The problem
Write the listing out again, all of it, word for word.

(Dataset rows about figures)
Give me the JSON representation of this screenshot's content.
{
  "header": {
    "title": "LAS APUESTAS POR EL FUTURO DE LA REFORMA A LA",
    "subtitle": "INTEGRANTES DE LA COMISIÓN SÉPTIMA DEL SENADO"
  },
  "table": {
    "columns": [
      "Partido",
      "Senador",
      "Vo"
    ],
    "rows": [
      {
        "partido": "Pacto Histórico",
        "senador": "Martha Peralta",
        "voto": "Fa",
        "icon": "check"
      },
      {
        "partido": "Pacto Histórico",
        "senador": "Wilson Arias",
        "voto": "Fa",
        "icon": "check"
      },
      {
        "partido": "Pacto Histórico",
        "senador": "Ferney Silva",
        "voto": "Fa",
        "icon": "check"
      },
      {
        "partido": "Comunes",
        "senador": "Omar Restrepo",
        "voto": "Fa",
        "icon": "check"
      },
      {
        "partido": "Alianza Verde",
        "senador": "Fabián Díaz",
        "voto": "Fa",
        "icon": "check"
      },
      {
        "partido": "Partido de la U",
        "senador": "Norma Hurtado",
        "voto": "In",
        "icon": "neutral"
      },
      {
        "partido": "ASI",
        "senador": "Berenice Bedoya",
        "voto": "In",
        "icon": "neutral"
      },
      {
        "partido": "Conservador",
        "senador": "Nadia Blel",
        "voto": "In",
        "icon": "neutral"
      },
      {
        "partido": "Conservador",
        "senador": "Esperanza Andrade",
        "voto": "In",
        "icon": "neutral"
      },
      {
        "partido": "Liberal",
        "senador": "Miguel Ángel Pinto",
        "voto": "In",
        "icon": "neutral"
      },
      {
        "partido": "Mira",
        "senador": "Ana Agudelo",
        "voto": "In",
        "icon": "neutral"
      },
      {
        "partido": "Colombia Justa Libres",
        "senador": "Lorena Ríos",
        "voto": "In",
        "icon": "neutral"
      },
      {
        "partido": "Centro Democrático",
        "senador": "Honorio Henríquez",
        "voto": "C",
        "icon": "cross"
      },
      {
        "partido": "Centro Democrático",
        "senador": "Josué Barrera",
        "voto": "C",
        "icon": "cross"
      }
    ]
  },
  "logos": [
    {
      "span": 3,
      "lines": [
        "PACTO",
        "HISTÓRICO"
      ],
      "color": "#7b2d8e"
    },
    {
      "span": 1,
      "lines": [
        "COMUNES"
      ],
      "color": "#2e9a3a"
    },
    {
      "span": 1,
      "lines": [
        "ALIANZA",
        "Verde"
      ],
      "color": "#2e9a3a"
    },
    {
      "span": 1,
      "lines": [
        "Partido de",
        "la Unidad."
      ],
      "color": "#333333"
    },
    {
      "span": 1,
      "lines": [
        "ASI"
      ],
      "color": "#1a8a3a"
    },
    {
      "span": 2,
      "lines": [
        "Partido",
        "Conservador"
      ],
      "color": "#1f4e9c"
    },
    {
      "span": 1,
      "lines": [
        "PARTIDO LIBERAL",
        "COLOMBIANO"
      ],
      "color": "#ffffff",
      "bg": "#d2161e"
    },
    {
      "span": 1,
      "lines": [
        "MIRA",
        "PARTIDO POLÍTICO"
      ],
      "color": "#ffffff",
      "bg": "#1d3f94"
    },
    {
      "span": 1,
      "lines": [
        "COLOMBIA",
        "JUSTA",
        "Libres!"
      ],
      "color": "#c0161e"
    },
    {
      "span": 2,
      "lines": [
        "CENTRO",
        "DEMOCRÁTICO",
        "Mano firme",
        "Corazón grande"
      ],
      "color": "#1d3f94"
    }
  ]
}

Finished answer
Give me the JSON representation of this screenshot's content.
{
  "header": {
    "title": "LAS APUESTAS POR EL FUTURO DE LA REFORMA A LA",
    "subtitle": "INTEGRANTES DE LA COMISIÓN SÉPTIMA DEL SENADO"
  },
  "table": {
    "columns": [
      "Partido",
      "Senador",
      "Vo"
    ],
    "rows": [
      {
        "partido": "Pacto Histórico",
        "senador": "Martha Peralta",
        "voto": "Fa",
        "icon": "check"
      },
      {
        "partido": "Pacto Histórico",
        "senador": "Wilson Arias",
        "voto": "Fa",
        "icon": "check"
      },
      {
        "partido": "Pacto Histórico",
        "senador": "Ferney Silva",
        "voto": "Fa",
        "icon": "check"
      },
      {
        "partido": "Comunes",
        "senador": "Omar Restrepo",
        "voto": "Fa",
        "icon": "check"
      },
      {
        "partido": "Alianza Verde",
        "senador": "Fabián Díaz",
        "voto": "Fa",
        "icon": "check"
      },
      {
        "partido": "Partido de la U",
        "senador": "Norma Hurtado",
        "voto": "In",
        "icon": "neutral"
      },
      {
        "partido": "ASI",
        "senador": "Berenice Bedoya",
        "voto": "In",
        "icon": "neutral"
      },
      {
        "partido": "Conservador",
        "senador": "Nadia Blel",
        "voto": "In",
        "icon": "neutral"
      },
      {
        "partido": "Conservador",
        "senador": "Esperanza Andrade",
        "voto": "In",
        "icon": "neutral"
      },
      {
        "partido": "Liberal",
        "senador": "Miguel Ángel Pinto",
        "voto": "In",
        "icon": "neutral"
      },
      {
        "partido": "Mira",
        "senador": "Ana Agudelo",
        "voto": "In",
        "icon": "neutral"
      },
      {
        "partido": "Colombia Justa Libres",
        "senador": "Lorena Ríos",
        "voto": "In",
        "icon": "neutral"
      },
      {
        "partido": "Centro Democrático",
        "senador": "Honorio Henríquez",
        "voto": "C",
        "icon": "cross"
      },
      {
        "partido": "Centro Democrático",
        "senador": "Josué Barrera",
        "voto": "C",
        "icon": "cross"
      }
    ]
  },
  "logos": [
    {
      "span": 3,
      "lines": [
        "PACTO",
        "HISTÓRICO"
      ],
      "color": "#7b2d8e"
    },
    {
      "span": 1,
      "lines": [
        "COMUNES"
      ],
      "color": "#2e9a3a"
    },
    {
      "span": 1,
      "lines": [
        "ALIANZA",
        "Verde"
      ],
      "color": "#2e9a3a"
    },
    {
      "span": 1,
      "lines": [
        "Partido de",
        "la Unidad."
      ],
      "color": "#333333"
    },
    {
      "span": 1,
      "lines": [
        "ASI"
      ],
      "color": "#1a8a3a"
    },
    {
      "span": 2,
      "lines": [
        "Partido",
        "Conservador"
      ],
      "color": "#1f4e9c"
    },
    {
      "span": 1,
      "lines": [
        "PARTIDO LIBERAL",
        "COLOMBIANO"
      ],
      "color": "#ffffff",
      "bg": "#d2161e"
    },
    {
      "span": 1,
      "lines": [
        "MIRA",
        "PARTIDO POLÍTICO"
      ],
      "color": "#ffffff",
      "bg": "#1d3f94"
    },
    {
      "span": 1,
      "lines": [
        "COLOMBIA",
        "JUSTA",
        "Libres!"
      ],
      "color": "#c0161e"
    },
    {
      "span": 2,
      "lines": [
        "CENTRO",
        "DEMOCRÁTICO",
        "Mano firme",
        "Corazón grande"
      ],
      "color": "#1d3f94"
    }
  ]
}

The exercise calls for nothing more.